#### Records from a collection
** Begin **

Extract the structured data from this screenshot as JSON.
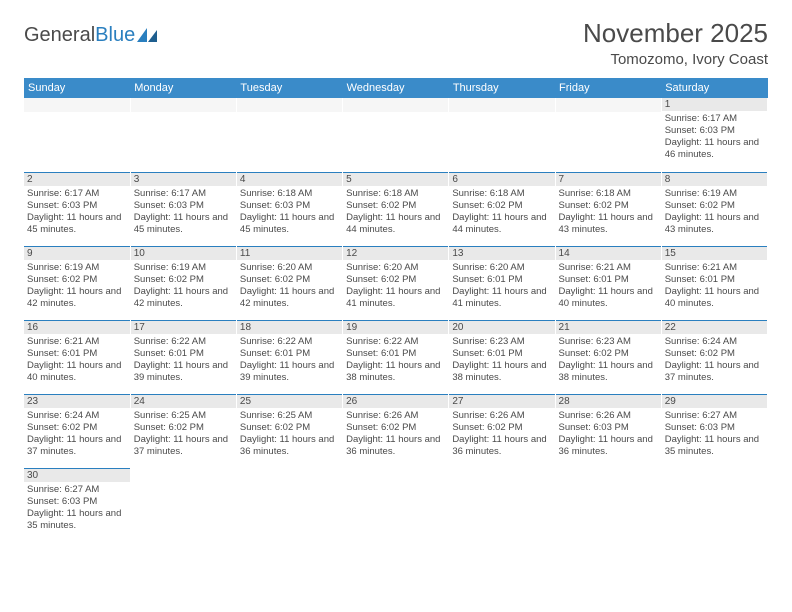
{
  "logo": {
    "text_general": "General",
    "text_blue": "Blue"
  },
  "header": {
    "month_title": "November 2025",
    "location": "Tomozomo, Ivory Coast"
  },
  "colors": {
    "header_bg": "#3a8bc9",
    "daynum_bg": "#e9e9e9",
    "cell_border_top": "#2a7fbf",
    "text": "#4a4a4a",
    "logo_blue": "#2a7fbf"
  },
  "day_names": [
    "Sunday",
    "Monday",
    "Tuesday",
    "Wednesday",
    "Thursday",
    "Friday",
    "Saturday"
  ],
  "labels": {
    "sunrise": "Sunrise: ",
    "sunset": "Sunset: ",
    "daylight": "Daylight: "
  },
  "weeks": [
    [
      null,
      null,
      null,
      null,
      null,
      null,
      {
        "n": "1",
        "sr": "6:17 AM",
        "ss": "6:03 PM",
        "dl": "11 hours and 46 minutes."
      }
    ],
    [
      {
        "n": "2",
        "sr": "6:17 AM",
        "ss": "6:03 PM",
        "dl": "11 hours and 45 minutes."
      },
      {
        "n": "3",
        "sr": "6:17 AM",
        "ss": "6:03 PM",
        "dl": "11 hours and 45 minutes."
      },
      {
        "n": "4",
        "sr": "6:18 AM",
        "ss": "6:03 PM",
        "dl": "11 hours and 45 minutes."
      },
      {
        "n": "5",
        "sr": "6:18 AM",
        "ss": "6:02 PM",
        "dl": "11 hours and 44 minutes."
      },
      {
        "n": "6",
        "sr": "6:18 AM",
        "ss": "6:02 PM",
        "dl": "11 hours and 44 minutes."
      },
      {
        "n": "7",
        "sr": "6:18 AM",
        "ss": "6:02 PM",
        "dl": "11 hours and 43 minutes."
      },
      {
        "n": "8",
        "sr": "6:19 AM",
        "ss": "6:02 PM",
        "dl": "11 hours and 43 minutes."
      }
    ],
    [
      {
        "n": "9",
        "sr": "6:19 AM",
        "ss": "6:02 PM",
        "dl": "11 hours and 42 minutes."
      },
      {
        "n": "10",
        "sr": "6:19 AM",
        "ss": "6:02 PM",
        "dl": "11 hours and 42 minutes."
      },
      {
        "n": "11",
        "sr": "6:20 AM",
        "ss": "6:02 PM",
        "dl": "11 hours and 42 minutes."
      },
      {
        "n": "12",
        "sr": "6:20 AM",
        "ss": "6:02 PM",
        "dl": "11 hours and 41 minutes."
      },
      {
        "n": "13",
        "sr": "6:20 AM",
        "ss": "6:01 PM",
        "dl": "11 hours and 41 minutes."
      },
      {
        "n": "14",
        "sr": "6:21 AM",
        "ss": "6:01 PM",
        "dl": "11 hours and 40 minutes."
      },
      {
        "n": "15",
        "sr": "6:21 AM",
        "ss": "6:01 PM",
        "dl": "11 hours and 40 minutes."
      }
    ],
    [
      {
        "n": "16",
        "sr": "6:21 AM",
        "ss": "6:01 PM",
        "dl": "11 hours and 40 minutes."
      },
      {
        "n": "17",
        "sr": "6:22 AM",
        "ss": "6:01 PM",
        "dl": "11 hours and 39 minutes."
      },
      {
        "n": "18",
        "sr": "6:22 AM",
        "ss": "6:01 PM",
        "dl": "11 hours and 39 minutes."
      },
      {
        "n": "19",
        "sr": "6:22 AM",
        "ss": "6:01 PM",
        "dl": "11 hours and 38 minutes."
      },
      {
        "n": "20",
        "sr": "6:23 AM",
        "ss": "6:01 PM",
        "dl": "11 hours and 38 minutes."
      },
      {
        "n": "21",
        "sr": "6:23 AM",
        "ss": "6:02 PM",
        "dl": "11 hours and 38 minutes."
      },
      {
        "n": "22",
        "sr": "6:24 AM",
        "ss": "6:02 PM",
        "dl": "11 hours and 37 minutes."
      }
    ],
    [
      {
        "n": "23",
        "sr": "6:24 AM",
        "ss": "6:02 PM",
        "dl": "11 hours and 37 minutes."
      },
      {
        "n": "24",
        "sr": "6:25 AM",
        "ss": "6:02 PM",
        "dl": "11 hours and 37 minutes."
      },
      {
        "n": "25",
        "sr": "6:25 AM",
        "ss": "6:02 PM",
        "dl": "11 hours and 36 minutes."
      },
      {
        "n": "26",
        "sr": "6:26 AM",
        "ss": "6:02 PM",
        "dl": "11 hours and 36 minutes."
      },
      {
        "n": "27",
        "sr": "6:26 AM",
        "ss": "6:02 PM",
        "dl": "11 hours and 36 minutes."
      },
      {
        "n": "28",
        "sr": "6:26 AM",
        "ss": "6:03 PM",
        "dl": "11 hours and 36 minutes."
      },
      {
        "n": "29",
        "sr": "6:27 AM",
        "ss": "6:03 PM",
        "dl": "11 hours and 35 minutes."
      }
    ],
    [
      {
        "n": "30",
        "sr": "6:27 AM",
        "ss": "6:03 PM",
        "dl": "11 hours and 35 minutes."
      },
      null,
      null,
      null,
      null,
      null,
      null
    ]
  ]
}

** End **

#### Job
Without including any pictures, print each record exactly.

#### Complete response
Extract the structured data from this screenshot as JSON.
{
  "logo": {
    "text_general": "General",
    "text_blue": "Blue"
  },
  "header": {
    "month_title": "November 2025",
    "location": "Tomozomo, Ivory Coast"
  },
  "colors": {
    "header_bg": "#3a8bc9",
    "daynum_bg": "#e9e9e9",
    "cell_border_top": "#2a7fbf",
    "text": "#4a4a4a",
    "logo_blue": "#2a7fbf"
  },
  "day_names": [
    "Sunday",
    "Monday",
    "Tuesday",
    "Wednesday",
    "Thursday",
    "Friday",
    "Saturday"
  ],
  "labels": {
    "sunrise": "Sunrise: ",
    "sunset": "Sunset: ",
    "daylight": "Daylight: "
  },
  "weeks": [
    [
      null,
      null,
      null,
      null,
      null,
      null,
      {
        "n": "1",
        "sr": "6:17 AM",
        "ss": "6:03 PM",
        "dl": "11 hours and 46 minutes."
      }
    ],
    [
      {
        "n": "2",
        "sr": "6:17 AM",
        "ss": "6:03 PM",
        "dl": "11 hours and 45 minutes."
      },
      {
        "n": "3",
        "sr": "6:17 AM",
        "ss": "6:03 PM",
        "dl": "11 hours and 45 minutes."
      },
      {
        "n": "4",
        "sr": "6:18 AM",
        "ss": "6:03 PM",
        "dl": "11 hours and 45 minutes."
      },
      {
        "n": "5",
        "sr": "6:18 AM",
        "ss": "6:02 PM",
        "dl": "11 hours and 44 minutes."
      },
      {
        "n": "6",
        "sr": "6:18 AM",
        "ss": "6:02 PM",
        "dl": "11 hours and 44 minutes."
      },
      {
        "n": "7",
        "sr": "6:18 AM",
        "ss": "6:02 PM",
        "dl": "11 hours and 43 minutes."
      },
      {
        "n": "8",
        "sr": "6:19 AM",
        "ss": "6:02 PM",
        "dl": "11 hours and 43 minutes."
      }
    ],
    [
      {
        "n": "9",
        "sr": "6:19 AM",
        "ss": "6:02 PM",
        "dl": "11 hours and 42 minutes."
      },
      {
        "n": "10",
        "sr": "6:19 AM",
        "ss": "6:02 PM",
        "dl": "11 hours and 42 minutes."
      },
      {
        "n": "11",
        "sr": "6:20 AM",
        "ss": "6:02 PM",
        "dl": "11 hours and 42 minutes."
      },
      {
        "n": "12",
        "sr": "6:20 AM",
        "ss": "6:02 PM",
        "dl": "11 hours and 41 minutes."
      },
      {
        "n": "13",
        "sr": "6:20 AM",
        "ss": "6:01 PM",
        "dl": "11 hours and 41 minutes."
      },
      {
        "n": "14",
        "sr": "6:21 AM",
        "ss": "6:01 PM",
        "dl": "11 hours and 40 minutes."
      },
      {
        "n": "15",
        "sr": "6:21 AM",
        "ss": "6:01 PM",
        "dl": "11 hours and 40 minutes."
      }
    ],
    [
      {
        "n": "16",
        "sr": "6:21 AM",
        "ss": "6:01 PM",
        "dl": "11 hours and 40 minutes."
      },
      {
        "n": "17",
        "sr": "6:22 AM",
        "ss": "6:01 PM",
        "dl": "11 hours and 39 minutes."
      },
      {
        "n": "18",
        "sr": "6:22 AM",
        "ss": "6:01 PM",
        "dl": "11 hours and 39 minutes."
      },
      {
        "n": "19",
        "sr": "6:22 AM",
        "ss": "6:01 PM",
        "dl": "11 hours and 38 minutes."
      },
      {
        "n": "20",
        "sr": "6:23 AM",
        "ss": "6:01 PM",
        "dl": "11 hours and 38 minutes."
      },
      {
        "n": "21",
        "sr": "6:23 AM",
        "ss": "6:02 PM",
        "dl": "11 hours and 38 minutes."
      },
      {
        "n": "22",
        "sr": "6:24 AM",
        "ss": "6:02 PM",
        "dl": "11 hours and 37 minutes."
      }
    ],
    [
      {
        "n": "23",
        "sr": "6:24 AM",
        "ss": "6:02 PM",
        "dl": "11 hours and 37 minutes."
      },
      {
        "n": "24",
        "sr": "6:25 AM",
        "ss": "6:02 PM",
        "dl": "11 hours and 37 minutes."
      },
      {
        "n": "25",
        "sr": "6:25 AM",
        "ss": "6:02 PM",
        "dl": "11 hours and 36 minutes."
      },
      {
        "n": "26",
        "sr": "6:26 AM",
        "ss": "6:02 PM",
        "dl": "11 hours and 36 minutes."
      },
      {
        "n": "27",
        "sr": "6:26 AM",
        "ss": "6:02 PM",
        "dl": "11 hours and 36 minutes."
      },
      {
        "n": "28",
        "sr": "6:26 AM",
        "ss": "6:03 PM",
        "dl": "11 hours and 36 minutes."
      },
      {
        "n": "29",
        "sr": "6:27 AM",
        "ss": "6:03 PM",
        "dl": "11 hours and 35 minutes."
      }
    ],
    [
      {
        "n": "30",
        "sr": "6:27 AM",
        "ss": "6:03 PM",
        "dl": "11 hours and 35 minutes."
      },
      null,
      null,
      null,
      null,
      null,
      null
    ]
  ]
}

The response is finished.